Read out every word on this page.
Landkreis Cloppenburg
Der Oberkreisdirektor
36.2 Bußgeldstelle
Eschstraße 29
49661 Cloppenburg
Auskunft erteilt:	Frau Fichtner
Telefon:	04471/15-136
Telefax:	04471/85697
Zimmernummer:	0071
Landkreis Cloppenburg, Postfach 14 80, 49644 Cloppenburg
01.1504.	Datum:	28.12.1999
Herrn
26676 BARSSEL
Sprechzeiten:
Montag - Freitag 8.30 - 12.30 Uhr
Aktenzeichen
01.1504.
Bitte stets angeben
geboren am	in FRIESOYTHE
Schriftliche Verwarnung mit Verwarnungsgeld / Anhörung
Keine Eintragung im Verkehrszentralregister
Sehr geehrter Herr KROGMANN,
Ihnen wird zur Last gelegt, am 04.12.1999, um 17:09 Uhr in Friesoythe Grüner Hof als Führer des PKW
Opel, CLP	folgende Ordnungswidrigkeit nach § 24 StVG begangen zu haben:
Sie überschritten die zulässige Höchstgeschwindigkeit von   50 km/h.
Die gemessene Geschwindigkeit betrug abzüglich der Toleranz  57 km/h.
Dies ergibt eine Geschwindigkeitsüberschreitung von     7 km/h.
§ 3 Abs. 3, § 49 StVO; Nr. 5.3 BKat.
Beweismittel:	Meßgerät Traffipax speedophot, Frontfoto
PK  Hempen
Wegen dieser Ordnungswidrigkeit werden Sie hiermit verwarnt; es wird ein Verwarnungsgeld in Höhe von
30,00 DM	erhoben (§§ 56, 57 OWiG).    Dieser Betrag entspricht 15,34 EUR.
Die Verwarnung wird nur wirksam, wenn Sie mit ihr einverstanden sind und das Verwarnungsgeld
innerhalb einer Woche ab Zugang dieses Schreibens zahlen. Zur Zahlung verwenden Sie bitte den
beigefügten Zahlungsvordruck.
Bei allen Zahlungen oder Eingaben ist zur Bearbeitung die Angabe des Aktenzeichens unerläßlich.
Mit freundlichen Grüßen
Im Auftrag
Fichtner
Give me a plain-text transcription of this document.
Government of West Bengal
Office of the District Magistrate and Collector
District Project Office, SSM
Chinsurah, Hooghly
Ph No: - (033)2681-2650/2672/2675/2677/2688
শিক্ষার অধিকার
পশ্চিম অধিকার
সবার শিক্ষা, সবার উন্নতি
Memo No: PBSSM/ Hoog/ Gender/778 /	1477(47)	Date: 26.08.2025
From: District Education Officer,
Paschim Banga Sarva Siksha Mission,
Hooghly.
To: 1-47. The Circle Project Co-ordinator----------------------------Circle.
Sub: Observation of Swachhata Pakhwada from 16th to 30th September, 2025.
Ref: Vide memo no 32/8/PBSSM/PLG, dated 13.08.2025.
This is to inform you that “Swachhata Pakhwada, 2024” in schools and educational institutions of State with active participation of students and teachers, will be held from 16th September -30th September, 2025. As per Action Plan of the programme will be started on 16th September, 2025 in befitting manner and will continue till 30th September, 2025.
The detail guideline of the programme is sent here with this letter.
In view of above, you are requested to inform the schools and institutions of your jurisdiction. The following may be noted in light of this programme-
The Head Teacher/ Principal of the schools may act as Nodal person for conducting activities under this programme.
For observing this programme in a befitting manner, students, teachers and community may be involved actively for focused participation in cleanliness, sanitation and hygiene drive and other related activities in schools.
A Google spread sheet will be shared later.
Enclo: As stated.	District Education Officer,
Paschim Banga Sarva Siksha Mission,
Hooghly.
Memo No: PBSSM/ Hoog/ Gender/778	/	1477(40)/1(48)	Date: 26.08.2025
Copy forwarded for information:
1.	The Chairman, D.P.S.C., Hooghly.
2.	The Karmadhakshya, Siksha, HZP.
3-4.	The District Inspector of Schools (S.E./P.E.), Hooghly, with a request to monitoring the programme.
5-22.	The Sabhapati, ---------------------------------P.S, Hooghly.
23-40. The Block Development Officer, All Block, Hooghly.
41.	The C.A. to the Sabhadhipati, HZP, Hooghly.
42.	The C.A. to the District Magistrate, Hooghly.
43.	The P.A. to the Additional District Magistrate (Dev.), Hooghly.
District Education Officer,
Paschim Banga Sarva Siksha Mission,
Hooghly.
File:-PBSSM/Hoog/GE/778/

__________________________________________________

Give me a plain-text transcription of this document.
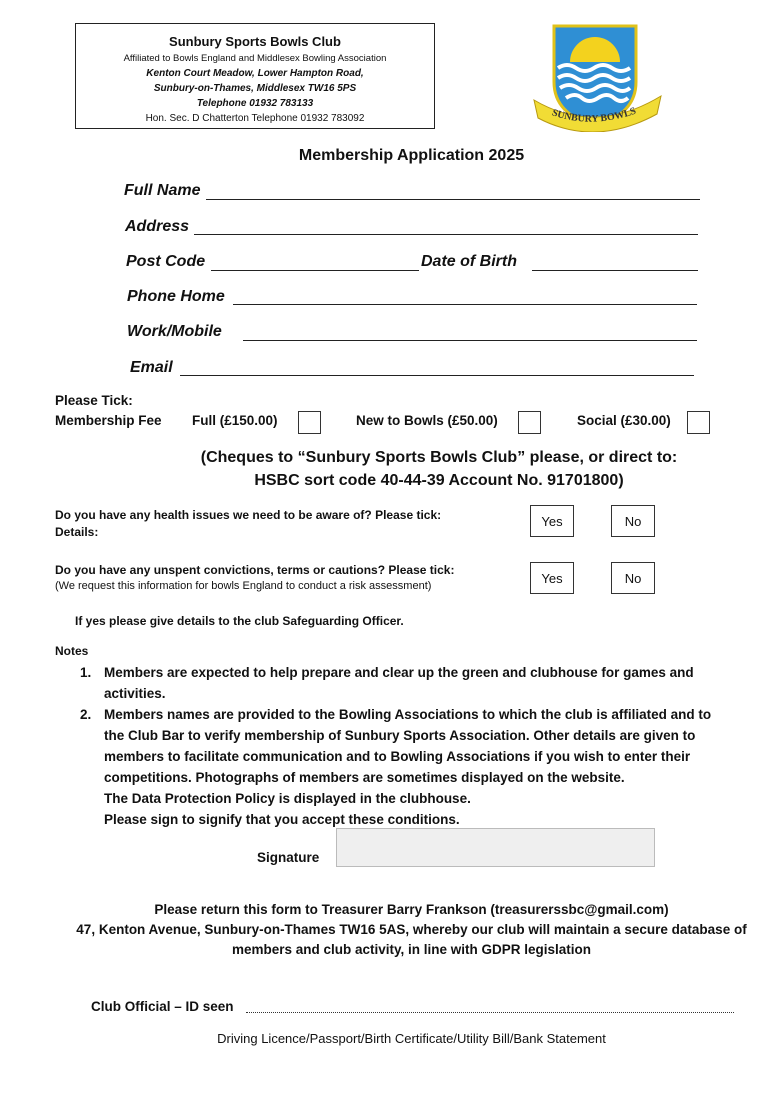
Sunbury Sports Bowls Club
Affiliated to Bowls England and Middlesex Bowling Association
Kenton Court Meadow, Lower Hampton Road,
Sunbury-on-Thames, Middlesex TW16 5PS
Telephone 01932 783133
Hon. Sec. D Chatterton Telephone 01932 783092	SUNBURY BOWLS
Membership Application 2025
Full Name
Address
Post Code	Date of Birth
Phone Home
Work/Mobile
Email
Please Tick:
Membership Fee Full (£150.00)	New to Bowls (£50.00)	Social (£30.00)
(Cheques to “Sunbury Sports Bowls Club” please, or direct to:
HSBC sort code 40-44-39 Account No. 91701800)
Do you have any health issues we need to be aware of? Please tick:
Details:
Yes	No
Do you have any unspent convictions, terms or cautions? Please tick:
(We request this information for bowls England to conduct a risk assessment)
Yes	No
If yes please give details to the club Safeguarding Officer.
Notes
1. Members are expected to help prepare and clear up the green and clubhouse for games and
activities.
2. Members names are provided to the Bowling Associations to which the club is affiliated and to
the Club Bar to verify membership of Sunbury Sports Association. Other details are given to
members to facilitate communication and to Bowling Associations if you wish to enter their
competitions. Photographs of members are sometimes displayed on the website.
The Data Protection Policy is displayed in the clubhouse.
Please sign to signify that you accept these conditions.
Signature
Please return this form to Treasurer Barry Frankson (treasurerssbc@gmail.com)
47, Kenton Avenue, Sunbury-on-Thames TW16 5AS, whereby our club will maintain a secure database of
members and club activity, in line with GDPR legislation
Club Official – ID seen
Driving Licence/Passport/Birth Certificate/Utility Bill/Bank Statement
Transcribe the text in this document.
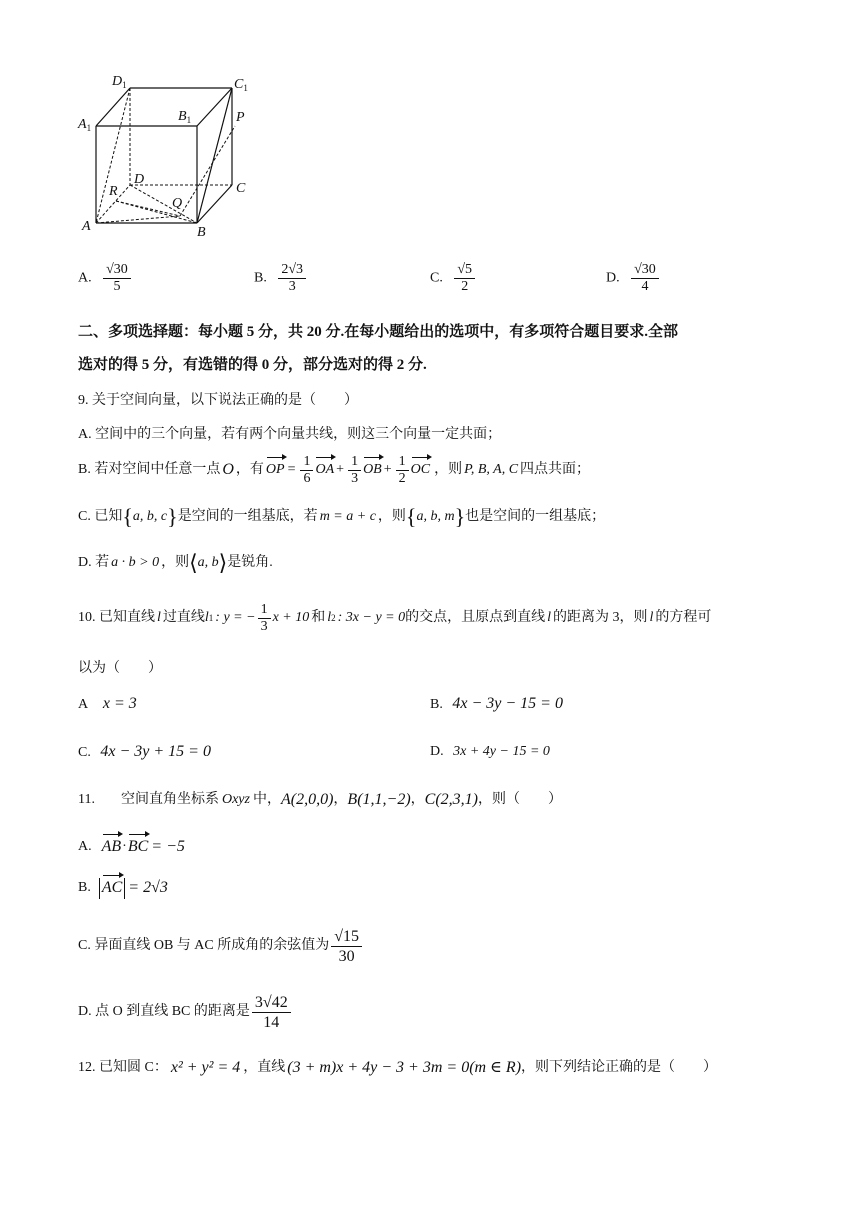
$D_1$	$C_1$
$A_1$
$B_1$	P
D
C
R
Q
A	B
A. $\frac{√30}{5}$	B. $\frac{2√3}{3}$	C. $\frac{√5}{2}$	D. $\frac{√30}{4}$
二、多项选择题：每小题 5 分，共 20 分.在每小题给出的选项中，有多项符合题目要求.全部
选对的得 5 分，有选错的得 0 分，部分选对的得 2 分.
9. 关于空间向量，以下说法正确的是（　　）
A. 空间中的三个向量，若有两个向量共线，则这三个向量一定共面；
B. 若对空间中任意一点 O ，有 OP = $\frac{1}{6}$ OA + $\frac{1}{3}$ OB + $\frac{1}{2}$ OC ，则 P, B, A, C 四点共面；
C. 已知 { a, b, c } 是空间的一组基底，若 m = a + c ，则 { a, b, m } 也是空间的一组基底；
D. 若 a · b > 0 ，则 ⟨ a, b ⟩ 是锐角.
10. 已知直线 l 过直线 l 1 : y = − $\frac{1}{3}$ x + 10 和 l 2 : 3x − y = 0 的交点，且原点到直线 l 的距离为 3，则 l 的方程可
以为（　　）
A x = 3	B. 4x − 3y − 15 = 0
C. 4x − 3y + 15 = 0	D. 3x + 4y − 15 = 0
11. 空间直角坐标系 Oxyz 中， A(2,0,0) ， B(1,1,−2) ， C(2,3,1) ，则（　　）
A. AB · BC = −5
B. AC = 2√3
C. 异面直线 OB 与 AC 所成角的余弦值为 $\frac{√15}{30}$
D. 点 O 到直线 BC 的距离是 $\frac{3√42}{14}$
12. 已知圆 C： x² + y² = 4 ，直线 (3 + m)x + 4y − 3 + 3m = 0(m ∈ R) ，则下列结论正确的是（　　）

__________________________________________________

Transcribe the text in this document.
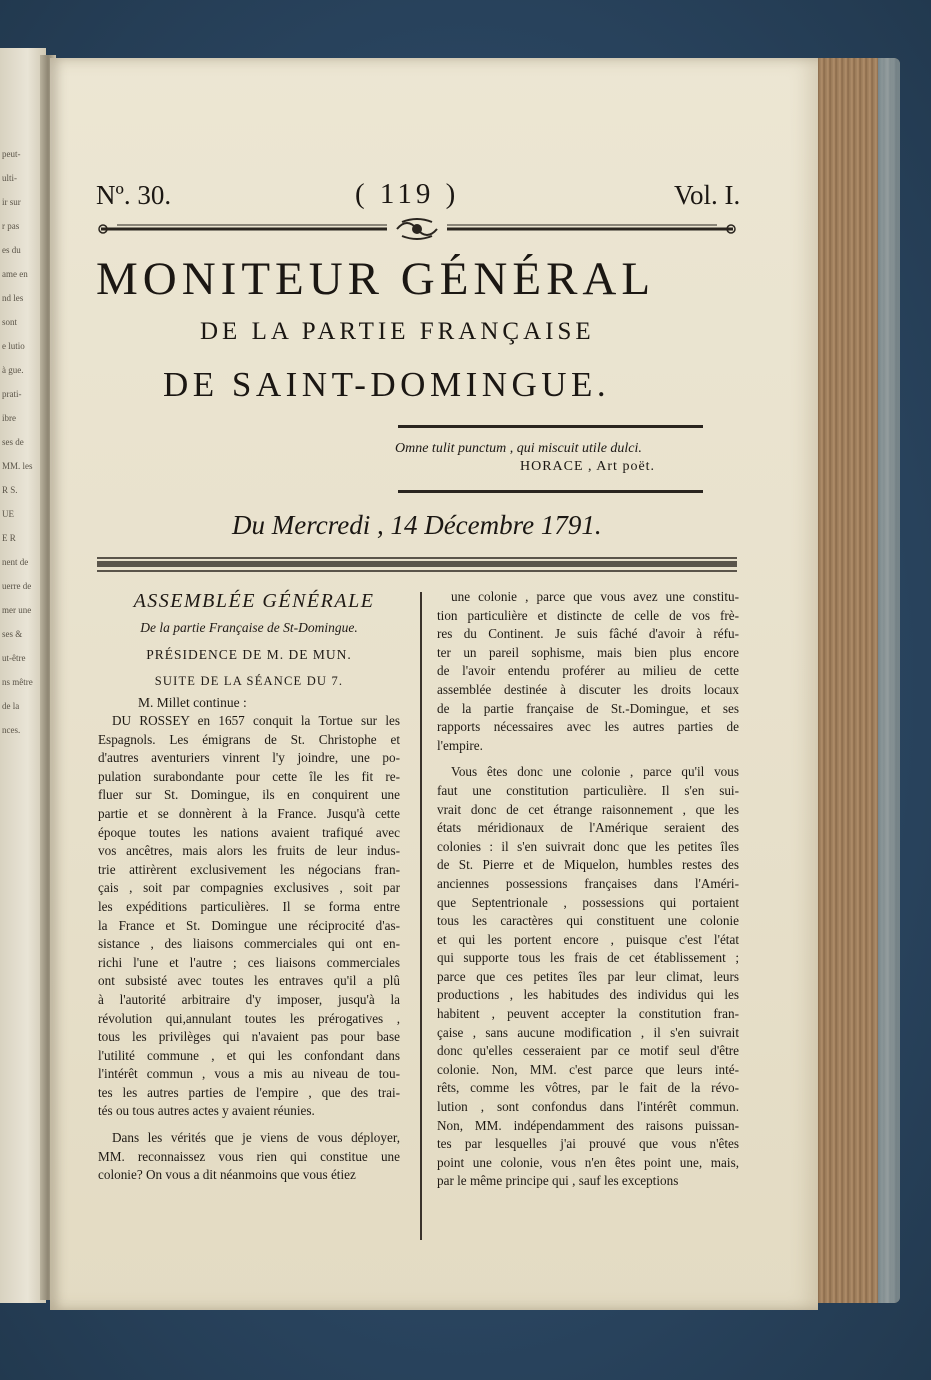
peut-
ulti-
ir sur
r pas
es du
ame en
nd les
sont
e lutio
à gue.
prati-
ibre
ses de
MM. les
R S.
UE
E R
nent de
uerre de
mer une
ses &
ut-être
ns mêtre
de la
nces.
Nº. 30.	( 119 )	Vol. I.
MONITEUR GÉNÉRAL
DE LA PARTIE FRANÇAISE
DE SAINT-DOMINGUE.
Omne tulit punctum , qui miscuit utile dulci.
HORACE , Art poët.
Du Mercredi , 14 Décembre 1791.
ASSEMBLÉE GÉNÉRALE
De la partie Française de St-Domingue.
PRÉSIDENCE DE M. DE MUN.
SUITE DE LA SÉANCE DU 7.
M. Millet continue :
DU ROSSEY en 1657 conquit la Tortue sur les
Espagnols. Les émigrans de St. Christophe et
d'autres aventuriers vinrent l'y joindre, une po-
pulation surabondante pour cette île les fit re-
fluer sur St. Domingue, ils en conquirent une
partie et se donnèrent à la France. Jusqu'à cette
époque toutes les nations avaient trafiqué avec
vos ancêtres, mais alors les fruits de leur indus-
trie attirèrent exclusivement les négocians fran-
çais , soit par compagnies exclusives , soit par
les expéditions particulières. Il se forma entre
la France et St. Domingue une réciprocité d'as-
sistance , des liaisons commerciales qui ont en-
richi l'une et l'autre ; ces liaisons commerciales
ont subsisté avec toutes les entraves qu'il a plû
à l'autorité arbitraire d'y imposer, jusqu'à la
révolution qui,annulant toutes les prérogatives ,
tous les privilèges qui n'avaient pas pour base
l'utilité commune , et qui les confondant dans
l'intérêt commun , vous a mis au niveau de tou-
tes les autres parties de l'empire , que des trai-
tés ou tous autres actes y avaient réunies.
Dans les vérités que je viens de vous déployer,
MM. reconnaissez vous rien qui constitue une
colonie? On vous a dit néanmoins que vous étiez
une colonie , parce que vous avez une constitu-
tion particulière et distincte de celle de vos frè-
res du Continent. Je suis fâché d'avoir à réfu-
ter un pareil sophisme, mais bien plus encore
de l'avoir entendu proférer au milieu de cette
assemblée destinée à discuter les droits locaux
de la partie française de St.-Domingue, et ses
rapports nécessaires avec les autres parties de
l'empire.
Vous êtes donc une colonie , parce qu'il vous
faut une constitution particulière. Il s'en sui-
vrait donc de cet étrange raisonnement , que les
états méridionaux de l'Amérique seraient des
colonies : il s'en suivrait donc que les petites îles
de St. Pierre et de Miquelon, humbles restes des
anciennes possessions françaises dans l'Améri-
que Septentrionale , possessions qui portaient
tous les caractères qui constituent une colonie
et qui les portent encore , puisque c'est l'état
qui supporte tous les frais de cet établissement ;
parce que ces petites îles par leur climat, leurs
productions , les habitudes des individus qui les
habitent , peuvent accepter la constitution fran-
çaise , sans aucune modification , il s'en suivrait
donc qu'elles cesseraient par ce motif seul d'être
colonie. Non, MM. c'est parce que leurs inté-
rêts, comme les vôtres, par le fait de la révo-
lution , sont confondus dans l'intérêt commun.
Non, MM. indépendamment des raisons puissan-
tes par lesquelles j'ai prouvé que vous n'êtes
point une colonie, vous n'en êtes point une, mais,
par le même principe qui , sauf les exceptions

__________________________________________________

> **YOUR INSTRUCTIONS**
Find all lines where the word "Gender" appears. Copy them.

> **FINAL RESULT**
Memo No: PBSSM/ Hoog/ Gender/778 /	1477(47)	Date: 26.08.2025
Memo No: PBSSM/ Hoog/ Gender/778	/	1477(40)/1(48)	Date: 26.08.2025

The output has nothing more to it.